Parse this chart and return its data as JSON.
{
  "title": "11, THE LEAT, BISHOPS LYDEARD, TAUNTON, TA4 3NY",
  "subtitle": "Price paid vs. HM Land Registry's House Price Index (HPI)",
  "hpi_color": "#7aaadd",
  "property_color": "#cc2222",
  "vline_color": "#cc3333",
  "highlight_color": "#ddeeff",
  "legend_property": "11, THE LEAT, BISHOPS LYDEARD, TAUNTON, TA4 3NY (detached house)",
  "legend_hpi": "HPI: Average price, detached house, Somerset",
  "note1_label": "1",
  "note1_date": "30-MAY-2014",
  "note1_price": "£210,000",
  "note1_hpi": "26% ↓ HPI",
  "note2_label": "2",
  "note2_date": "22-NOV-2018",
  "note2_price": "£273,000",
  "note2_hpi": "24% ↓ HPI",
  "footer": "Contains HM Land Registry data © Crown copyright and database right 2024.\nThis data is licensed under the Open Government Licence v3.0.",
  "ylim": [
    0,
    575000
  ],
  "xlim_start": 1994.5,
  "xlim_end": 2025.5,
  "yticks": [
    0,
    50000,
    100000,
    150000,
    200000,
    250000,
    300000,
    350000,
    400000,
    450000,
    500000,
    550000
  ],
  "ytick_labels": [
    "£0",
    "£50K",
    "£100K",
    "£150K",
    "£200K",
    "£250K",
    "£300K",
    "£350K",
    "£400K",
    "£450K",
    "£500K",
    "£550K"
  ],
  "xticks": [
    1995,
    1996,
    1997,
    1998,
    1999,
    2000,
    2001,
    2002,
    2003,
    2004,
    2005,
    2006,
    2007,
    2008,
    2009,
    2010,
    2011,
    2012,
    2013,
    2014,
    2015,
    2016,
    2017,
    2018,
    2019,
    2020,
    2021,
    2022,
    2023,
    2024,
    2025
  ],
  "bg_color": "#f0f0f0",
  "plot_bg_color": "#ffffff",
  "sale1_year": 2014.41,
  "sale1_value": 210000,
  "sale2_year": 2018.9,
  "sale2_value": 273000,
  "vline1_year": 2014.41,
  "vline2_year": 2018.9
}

◆ SHORT TASK: List all lines in the material containing the string "BISHOPS".

◆ RESULT FOR THIS EXERCISE:
  "title": "11, THE LEAT, BISHOPS LYDEARD, TAUNTON, TA4 3NY",
  "legend_property": "11, THE LEAT, BISHOPS LYDEARD, TAUNTON, TA4 3NY (detached house)",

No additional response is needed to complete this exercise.